### EXERCISE REQUIREMENTS
Would you quote the material below in full and unchanged?

### SUPPLIED RECORDS
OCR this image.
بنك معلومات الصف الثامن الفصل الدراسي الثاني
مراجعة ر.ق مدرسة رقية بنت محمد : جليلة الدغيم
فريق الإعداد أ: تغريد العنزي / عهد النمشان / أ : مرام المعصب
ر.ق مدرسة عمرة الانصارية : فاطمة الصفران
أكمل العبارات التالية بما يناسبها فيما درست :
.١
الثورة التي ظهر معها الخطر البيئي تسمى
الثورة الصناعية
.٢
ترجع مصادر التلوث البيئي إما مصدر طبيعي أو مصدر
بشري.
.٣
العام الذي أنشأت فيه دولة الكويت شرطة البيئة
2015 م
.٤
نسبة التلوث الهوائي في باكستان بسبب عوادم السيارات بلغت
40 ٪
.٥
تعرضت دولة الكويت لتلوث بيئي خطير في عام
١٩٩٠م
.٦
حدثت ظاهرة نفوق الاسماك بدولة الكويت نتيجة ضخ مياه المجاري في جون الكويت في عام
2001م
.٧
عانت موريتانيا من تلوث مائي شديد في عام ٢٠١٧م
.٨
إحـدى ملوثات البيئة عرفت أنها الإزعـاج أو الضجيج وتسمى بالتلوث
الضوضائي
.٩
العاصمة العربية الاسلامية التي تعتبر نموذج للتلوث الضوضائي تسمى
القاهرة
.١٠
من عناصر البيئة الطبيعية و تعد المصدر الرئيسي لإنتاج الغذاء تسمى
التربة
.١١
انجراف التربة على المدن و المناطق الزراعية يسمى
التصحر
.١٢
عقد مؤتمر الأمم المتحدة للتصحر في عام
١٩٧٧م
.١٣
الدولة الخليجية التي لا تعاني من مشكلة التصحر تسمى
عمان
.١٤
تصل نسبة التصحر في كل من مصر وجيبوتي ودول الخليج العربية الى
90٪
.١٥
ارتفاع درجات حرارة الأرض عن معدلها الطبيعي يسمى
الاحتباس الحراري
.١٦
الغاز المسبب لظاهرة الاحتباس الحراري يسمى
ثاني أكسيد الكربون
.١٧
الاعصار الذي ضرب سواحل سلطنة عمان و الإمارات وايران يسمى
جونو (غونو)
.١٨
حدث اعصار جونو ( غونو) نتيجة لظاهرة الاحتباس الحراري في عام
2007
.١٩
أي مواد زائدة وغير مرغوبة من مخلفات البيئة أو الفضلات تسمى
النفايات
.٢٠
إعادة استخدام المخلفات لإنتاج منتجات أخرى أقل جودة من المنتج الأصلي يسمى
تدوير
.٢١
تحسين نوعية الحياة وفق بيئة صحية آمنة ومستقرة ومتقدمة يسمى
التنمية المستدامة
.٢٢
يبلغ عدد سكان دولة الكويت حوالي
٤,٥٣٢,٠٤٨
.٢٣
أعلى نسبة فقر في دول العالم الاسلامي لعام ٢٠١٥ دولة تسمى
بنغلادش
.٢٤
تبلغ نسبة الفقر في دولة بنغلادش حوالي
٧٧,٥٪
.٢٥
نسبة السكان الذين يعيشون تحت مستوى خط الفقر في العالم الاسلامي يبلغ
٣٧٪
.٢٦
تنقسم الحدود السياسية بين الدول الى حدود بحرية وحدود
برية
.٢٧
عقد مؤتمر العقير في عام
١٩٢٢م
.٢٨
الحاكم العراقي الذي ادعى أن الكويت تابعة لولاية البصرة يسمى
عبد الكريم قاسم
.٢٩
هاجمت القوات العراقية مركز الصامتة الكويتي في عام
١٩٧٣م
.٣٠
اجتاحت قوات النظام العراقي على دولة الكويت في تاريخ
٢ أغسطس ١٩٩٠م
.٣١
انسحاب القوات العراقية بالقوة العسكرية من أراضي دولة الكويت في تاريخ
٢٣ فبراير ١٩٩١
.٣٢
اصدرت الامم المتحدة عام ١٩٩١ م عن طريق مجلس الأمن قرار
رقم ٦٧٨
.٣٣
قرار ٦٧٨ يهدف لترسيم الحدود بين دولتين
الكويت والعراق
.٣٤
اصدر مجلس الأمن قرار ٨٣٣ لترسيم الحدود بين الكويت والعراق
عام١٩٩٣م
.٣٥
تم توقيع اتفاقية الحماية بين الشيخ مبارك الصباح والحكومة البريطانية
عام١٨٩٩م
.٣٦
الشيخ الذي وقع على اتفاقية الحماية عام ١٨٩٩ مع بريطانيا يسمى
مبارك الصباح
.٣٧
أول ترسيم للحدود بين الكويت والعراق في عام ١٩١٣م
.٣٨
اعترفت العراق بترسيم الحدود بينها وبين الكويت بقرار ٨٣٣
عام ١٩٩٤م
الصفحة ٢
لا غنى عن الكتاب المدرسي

### EXERCISE RESULT
OCR this image.
بنك معلومات الصف الثامن الفصل الدراسي الثاني
مراجعة ر.ق مدرسة رقية بنت محمد : جليلة الدغيم
فريق الإعداد أ: تغريد العنزي / عهد النمشان / أ : مرام المعصب
ر.ق مدرسة عمرة الانصارية : فاطمة الصفران
أكمل العبارات التالية بما يناسبها فيما درست :
.١
الثورة التي ظهر معها الخطر البيئي تسمى
الثورة الصناعية
.٢
ترجع مصادر التلوث البيئي إما مصدر طبيعي أو مصدر
بشري.
.٣
العام الذي أنشأت فيه دولة الكويت شرطة البيئة
2015 م
.٤
نسبة التلوث الهوائي في باكستان بسبب عوادم السيارات بلغت
40 ٪
.٥
تعرضت دولة الكويت لتلوث بيئي خطير في عام
١٩٩٠م
.٦
حدثت ظاهرة نفوق الاسماك بدولة الكويت نتيجة ضخ مياه المجاري في جون الكويت في عام
2001م
.٧
عانت موريتانيا من تلوث مائي شديد في عام ٢٠١٧م
.٨
إحـدى ملوثات البيئة عرفت أنها الإزعـاج أو الضجيج وتسمى بالتلوث
الضوضائي
.٩
العاصمة العربية الاسلامية التي تعتبر نموذج للتلوث الضوضائي تسمى
القاهرة
.١٠
من عناصر البيئة الطبيعية و تعد المصدر الرئيسي لإنتاج الغذاء تسمى
التربة
.١١
انجراف التربة على المدن و المناطق الزراعية يسمى
التصحر
.١٢
عقد مؤتمر الأمم المتحدة للتصحر في عام
١٩٧٧م
.١٣
الدولة الخليجية التي لا تعاني من مشكلة التصحر تسمى
عمان
.١٤
تصل نسبة التصحر في كل من مصر وجيبوتي ودول الخليج العربية الى
90٪
.١٥
ارتفاع درجات حرارة الأرض عن معدلها الطبيعي يسمى
الاحتباس الحراري
.١٦
الغاز المسبب لظاهرة الاحتباس الحراري يسمى
ثاني أكسيد الكربون
.١٧
الاعصار الذي ضرب سواحل سلطنة عمان و الإمارات وايران يسمى
جونو (غونو)
.١٨
حدث اعصار جونو ( غونو) نتيجة لظاهرة الاحتباس الحراري في عام
2007
.١٩
أي مواد زائدة وغير مرغوبة من مخلفات البيئة أو الفضلات تسمى
النفايات
.٢٠
إعادة استخدام المخلفات لإنتاج منتجات أخرى أقل جودة من المنتج الأصلي يسمى
تدوير
.٢١
تحسين نوعية الحياة وفق بيئة صحية آمنة ومستقرة ومتقدمة يسمى
التنمية المستدامة
.٢٢
يبلغ عدد سكان دولة الكويت حوالي
٤,٥٣٢,٠٤٨
.٢٣
أعلى نسبة فقر في دول العالم الاسلامي لعام ٢٠١٥ دولة تسمى
بنغلادش
.٢٤
تبلغ نسبة الفقر في دولة بنغلادش حوالي
٧٧,٥٪
.٢٥
نسبة السكان الذين يعيشون تحت مستوى خط الفقر في العالم الاسلامي يبلغ
٣٧٪
.٢٦
تنقسم الحدود السياسية بين الدول الى حدود بحرية وحدود
برية
.٢٧
عقد مؤتمر العقير في عام
١٩٢٢م
.٢٨
الحاكم العراقي الذي ادعى أن الكويت تابعة لولاية البصرة يسمى
عبد الكريم قاسم
.٢٩
هاجمت القوات العراقية مركز الصامتة الكويتي في عام
١٩٧٣م
.٣٠
اجتاحت قوات النظام العراقي على دولة الكويت في تاريخ
٢ أغسطس ١٩٩٠م
.٣١
انسحاب القوات العراقية بالقوة العسكرية من أراضي دولة الكويت في تاريخ
٢٣ فبراير ١٩٩١
.٣٢
اصدرت الامم المتحدة عام ١٩٩١ م عن طريق مجلس الأمن قرار
رقم ٦٧٨
.٣٣
قرار ٦٧٨ يهدف لترسيم الحدود بين دولتين
الكويت والعراق
.٣٤
اصدر مجلس الأمن قرار ٨٣٣ لترسيم الحدود بين الكويت والعراق
عام١٩٩٣م
.٣٥
تم توقيع اتفاقية الحماية بين الشيخ مبارك الصباح والحكومة البريطانية
عام١٨٩٩م
.٣٦
الشيخ الذي وقع على اتفاقية الحماية عام ١٨٩٩ مع بريطانيا يسمى
مبارك الصباح
.٣٧
أول ترسيم للحدود بين الكويت والعراق في عام ١٩١٣م
.٣٨
اعترفت العراق بترسيم الحدود بينها وبين الكويت بقرار ٨٣٣
عام ١٩٩٤م
الصفحة ٢
لا غنى عن الكتاب المدرسي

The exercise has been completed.